▶ _STATED TASK_
Count every line below in which "وشعبة" occurs, then give only the count.

▶ _EXERCISE MATERIALS_
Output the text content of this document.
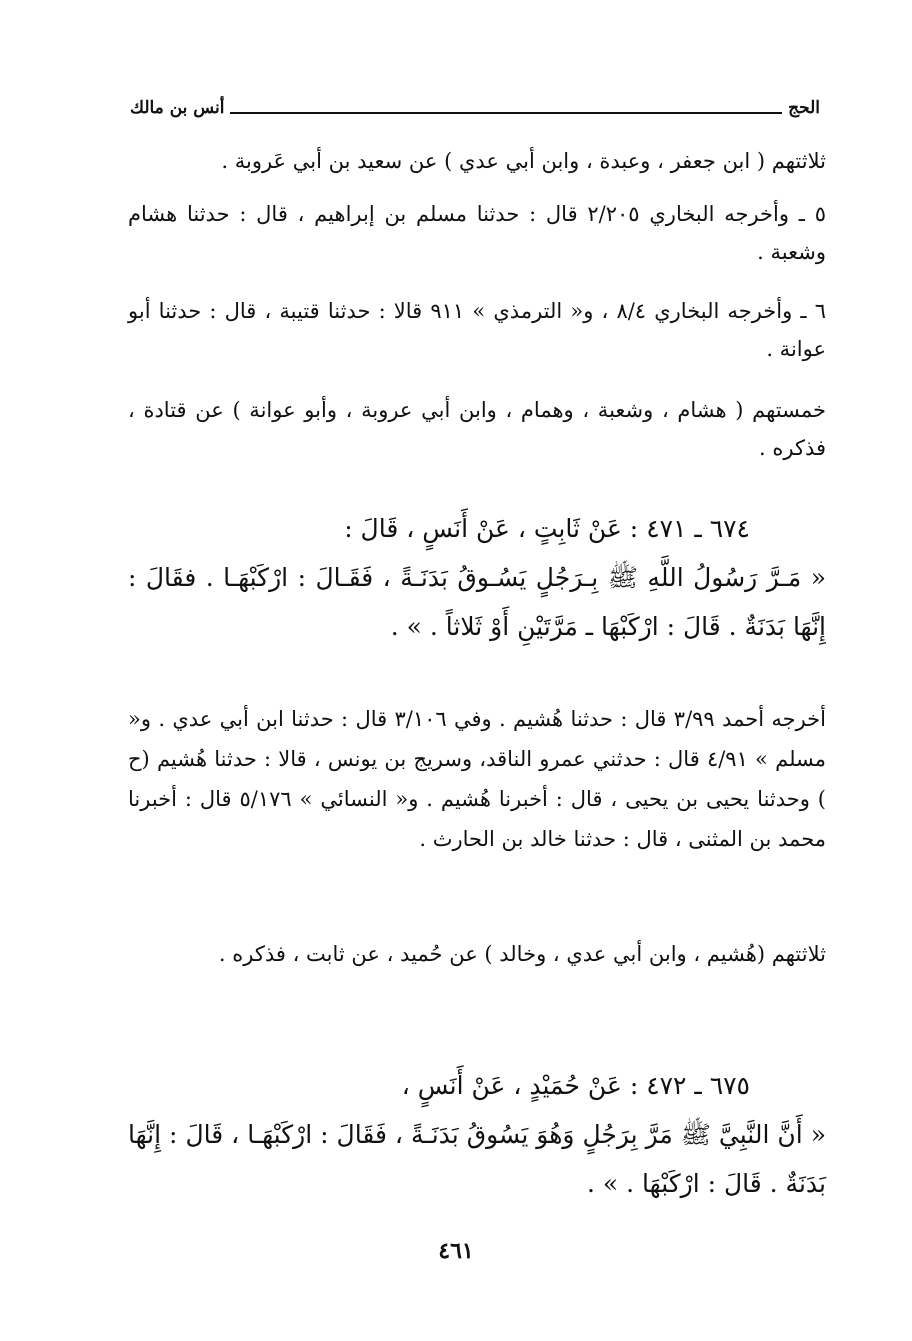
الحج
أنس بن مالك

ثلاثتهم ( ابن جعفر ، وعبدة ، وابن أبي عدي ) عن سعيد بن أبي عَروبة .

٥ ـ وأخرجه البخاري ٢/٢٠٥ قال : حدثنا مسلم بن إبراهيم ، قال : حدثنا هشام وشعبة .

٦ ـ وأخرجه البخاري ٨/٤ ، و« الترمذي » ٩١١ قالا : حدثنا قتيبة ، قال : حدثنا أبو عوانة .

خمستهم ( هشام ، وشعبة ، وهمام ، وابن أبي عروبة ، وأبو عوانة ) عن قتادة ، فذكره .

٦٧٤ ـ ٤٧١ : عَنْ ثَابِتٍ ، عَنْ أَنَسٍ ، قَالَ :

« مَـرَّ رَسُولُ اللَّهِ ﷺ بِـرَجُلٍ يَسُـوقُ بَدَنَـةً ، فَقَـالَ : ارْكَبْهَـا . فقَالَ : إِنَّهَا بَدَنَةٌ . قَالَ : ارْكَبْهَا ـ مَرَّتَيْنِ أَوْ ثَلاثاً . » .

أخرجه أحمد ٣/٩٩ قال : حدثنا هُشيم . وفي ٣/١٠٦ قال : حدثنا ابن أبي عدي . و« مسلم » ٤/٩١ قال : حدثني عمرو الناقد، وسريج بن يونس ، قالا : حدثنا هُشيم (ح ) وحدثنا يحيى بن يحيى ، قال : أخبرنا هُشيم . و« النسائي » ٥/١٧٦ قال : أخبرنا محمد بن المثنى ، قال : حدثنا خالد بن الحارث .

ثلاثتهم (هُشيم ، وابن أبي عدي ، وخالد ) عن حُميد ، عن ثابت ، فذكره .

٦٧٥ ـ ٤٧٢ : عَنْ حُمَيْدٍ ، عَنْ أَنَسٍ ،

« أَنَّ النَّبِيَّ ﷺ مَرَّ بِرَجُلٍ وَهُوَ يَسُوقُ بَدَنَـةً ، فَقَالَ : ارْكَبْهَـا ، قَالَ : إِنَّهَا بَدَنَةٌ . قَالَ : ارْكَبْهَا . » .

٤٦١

==

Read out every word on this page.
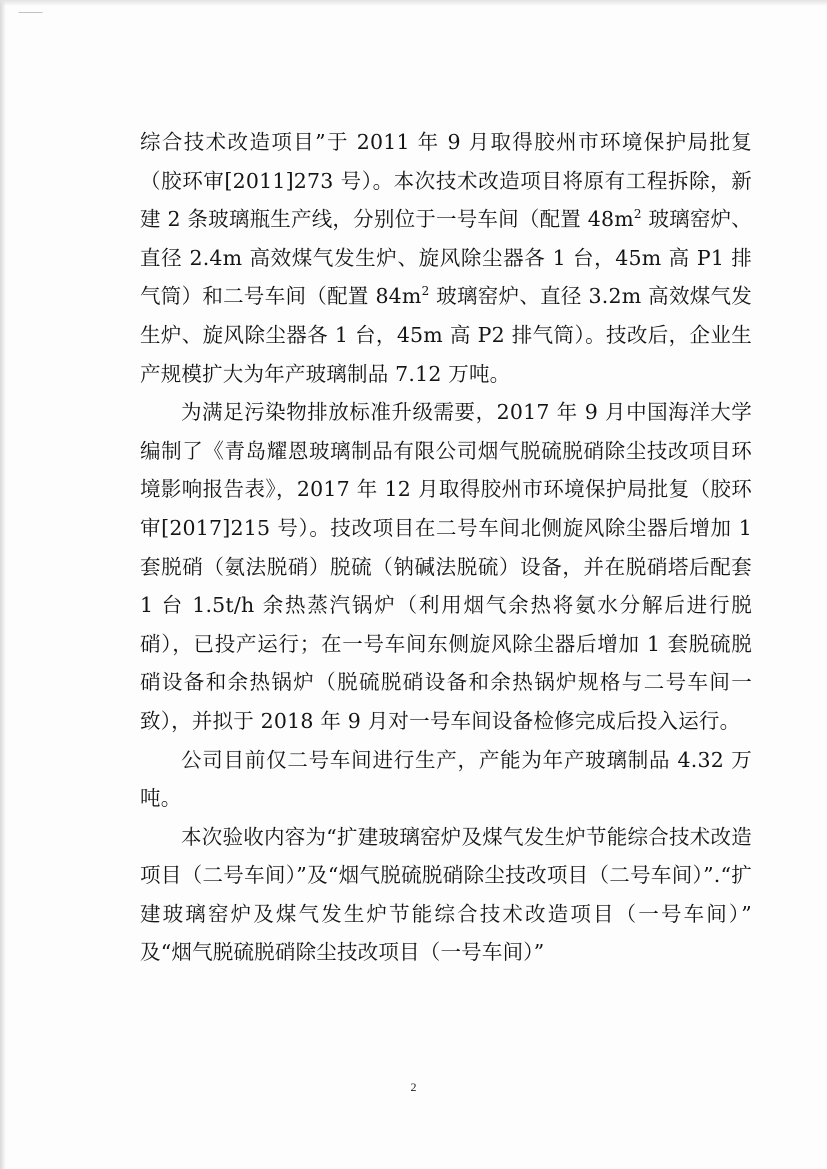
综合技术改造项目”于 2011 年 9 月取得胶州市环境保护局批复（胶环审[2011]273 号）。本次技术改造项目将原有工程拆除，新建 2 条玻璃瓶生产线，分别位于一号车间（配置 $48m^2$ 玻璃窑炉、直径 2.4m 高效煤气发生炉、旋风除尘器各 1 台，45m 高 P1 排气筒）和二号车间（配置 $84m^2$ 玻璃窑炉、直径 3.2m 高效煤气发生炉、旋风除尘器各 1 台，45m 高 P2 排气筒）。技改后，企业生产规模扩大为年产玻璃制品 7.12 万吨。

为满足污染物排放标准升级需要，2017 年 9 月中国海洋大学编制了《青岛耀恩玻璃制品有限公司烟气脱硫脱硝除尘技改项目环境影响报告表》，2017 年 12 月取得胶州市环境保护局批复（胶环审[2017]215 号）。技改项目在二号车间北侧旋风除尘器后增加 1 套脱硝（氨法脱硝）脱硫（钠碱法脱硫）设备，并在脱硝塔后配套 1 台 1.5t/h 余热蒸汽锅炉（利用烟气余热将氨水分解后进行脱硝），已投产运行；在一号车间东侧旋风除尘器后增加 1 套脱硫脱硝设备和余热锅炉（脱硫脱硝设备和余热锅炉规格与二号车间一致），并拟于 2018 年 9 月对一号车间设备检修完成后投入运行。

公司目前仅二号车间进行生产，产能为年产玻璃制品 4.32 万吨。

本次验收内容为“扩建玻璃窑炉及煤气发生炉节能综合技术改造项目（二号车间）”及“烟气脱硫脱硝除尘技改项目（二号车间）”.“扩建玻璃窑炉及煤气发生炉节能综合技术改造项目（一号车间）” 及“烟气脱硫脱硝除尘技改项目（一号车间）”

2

▶ _REPLY TO THE TASK_
2